··· Dataset records
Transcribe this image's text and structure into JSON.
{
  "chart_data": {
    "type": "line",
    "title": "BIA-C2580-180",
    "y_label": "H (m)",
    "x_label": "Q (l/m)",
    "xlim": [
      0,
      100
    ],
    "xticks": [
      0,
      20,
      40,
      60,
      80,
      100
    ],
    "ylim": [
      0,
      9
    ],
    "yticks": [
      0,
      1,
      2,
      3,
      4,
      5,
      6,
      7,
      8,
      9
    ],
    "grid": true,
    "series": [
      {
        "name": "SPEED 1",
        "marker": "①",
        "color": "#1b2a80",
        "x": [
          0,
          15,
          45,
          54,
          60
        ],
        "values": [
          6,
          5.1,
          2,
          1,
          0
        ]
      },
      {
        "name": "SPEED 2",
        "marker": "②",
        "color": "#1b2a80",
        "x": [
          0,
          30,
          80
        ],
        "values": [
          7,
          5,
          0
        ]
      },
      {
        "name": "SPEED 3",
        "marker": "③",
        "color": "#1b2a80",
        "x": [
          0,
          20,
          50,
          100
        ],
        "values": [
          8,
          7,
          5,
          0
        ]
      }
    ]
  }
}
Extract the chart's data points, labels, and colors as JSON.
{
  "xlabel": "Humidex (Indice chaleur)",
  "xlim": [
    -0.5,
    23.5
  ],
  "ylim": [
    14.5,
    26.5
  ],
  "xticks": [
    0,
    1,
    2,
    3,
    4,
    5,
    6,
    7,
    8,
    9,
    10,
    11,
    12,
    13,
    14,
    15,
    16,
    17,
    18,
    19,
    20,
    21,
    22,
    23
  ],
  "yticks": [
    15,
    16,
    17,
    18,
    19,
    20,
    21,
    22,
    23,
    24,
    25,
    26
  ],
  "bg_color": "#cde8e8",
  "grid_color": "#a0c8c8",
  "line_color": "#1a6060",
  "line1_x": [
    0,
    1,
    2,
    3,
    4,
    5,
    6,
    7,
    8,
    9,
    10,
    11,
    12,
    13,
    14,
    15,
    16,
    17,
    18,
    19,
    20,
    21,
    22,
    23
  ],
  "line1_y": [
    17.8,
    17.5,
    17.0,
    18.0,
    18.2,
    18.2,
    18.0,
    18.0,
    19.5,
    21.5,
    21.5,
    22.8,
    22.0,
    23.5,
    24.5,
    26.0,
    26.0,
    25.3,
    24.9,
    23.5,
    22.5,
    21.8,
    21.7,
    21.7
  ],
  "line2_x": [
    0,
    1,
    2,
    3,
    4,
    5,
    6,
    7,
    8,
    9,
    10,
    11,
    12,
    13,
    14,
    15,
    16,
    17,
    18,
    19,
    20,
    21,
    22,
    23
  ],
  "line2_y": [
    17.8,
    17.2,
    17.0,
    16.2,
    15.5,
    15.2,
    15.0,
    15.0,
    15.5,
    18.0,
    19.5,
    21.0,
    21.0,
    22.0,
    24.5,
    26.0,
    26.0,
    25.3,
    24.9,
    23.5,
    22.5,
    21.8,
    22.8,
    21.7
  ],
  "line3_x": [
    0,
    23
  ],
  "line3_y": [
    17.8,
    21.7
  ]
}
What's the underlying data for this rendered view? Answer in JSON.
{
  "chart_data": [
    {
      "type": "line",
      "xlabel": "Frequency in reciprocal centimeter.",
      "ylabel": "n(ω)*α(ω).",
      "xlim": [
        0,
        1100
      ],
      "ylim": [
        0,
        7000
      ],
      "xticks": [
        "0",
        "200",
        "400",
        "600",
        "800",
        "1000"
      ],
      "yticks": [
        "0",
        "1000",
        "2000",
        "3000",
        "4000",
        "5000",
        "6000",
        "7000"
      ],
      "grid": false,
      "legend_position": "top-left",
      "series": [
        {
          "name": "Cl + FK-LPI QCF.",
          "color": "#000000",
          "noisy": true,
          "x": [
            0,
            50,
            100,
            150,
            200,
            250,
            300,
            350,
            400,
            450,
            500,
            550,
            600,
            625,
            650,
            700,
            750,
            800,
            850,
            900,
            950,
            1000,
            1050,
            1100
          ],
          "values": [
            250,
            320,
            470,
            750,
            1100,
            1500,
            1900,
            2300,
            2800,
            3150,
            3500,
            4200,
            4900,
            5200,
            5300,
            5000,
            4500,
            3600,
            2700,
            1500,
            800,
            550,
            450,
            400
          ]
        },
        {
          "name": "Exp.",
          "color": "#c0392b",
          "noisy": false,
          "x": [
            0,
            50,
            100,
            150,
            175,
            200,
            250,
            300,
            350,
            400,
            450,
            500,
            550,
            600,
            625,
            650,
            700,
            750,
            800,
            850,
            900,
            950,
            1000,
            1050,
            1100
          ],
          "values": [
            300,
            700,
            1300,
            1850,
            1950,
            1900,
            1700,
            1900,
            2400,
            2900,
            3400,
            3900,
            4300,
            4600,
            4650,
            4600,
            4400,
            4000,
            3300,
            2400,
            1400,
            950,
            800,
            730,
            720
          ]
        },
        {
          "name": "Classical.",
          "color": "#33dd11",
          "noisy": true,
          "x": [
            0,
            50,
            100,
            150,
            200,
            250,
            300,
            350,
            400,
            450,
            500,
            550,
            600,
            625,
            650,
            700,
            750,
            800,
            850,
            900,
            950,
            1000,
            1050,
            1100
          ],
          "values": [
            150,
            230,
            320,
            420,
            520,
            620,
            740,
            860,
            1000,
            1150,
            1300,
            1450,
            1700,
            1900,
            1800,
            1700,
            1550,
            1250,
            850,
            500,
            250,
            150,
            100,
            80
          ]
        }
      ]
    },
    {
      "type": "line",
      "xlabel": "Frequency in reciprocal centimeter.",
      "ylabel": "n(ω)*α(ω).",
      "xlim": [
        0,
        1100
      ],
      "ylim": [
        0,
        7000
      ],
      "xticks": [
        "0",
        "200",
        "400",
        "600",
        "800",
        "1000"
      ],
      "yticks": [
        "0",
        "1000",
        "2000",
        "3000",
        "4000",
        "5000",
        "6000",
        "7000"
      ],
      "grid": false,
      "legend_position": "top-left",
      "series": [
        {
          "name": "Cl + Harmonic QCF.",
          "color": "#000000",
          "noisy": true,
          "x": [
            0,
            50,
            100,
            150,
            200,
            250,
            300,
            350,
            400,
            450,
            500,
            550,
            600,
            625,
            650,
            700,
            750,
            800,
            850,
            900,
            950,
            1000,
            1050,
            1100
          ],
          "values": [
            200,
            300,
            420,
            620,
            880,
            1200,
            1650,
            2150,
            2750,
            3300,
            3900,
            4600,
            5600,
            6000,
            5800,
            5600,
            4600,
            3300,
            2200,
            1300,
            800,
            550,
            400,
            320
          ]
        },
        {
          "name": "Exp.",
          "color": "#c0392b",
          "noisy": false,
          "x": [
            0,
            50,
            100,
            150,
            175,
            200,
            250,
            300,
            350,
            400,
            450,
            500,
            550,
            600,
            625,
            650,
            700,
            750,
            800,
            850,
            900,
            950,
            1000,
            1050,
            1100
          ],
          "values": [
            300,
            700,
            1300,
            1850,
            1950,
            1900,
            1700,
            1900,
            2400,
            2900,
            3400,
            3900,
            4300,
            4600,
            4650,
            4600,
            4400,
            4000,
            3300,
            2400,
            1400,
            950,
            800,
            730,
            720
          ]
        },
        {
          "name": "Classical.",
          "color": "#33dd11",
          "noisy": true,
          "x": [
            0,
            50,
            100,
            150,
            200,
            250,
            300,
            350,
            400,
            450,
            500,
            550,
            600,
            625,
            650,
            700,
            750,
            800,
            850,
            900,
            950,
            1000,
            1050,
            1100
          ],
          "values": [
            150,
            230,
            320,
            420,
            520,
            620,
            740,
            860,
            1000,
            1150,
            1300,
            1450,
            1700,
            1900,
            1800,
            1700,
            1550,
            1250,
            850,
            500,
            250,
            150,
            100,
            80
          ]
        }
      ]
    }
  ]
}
······
--- Exercise objective ---
In the listing above, find each line with the word "JSON" and copy it.

--- Answer to the problem ---
Transcribe this image's text and structure into JSON.
Extract the chart's data points, labels, and colors as JSON.
What's the underlying data for this rendered view? Answer in JSON.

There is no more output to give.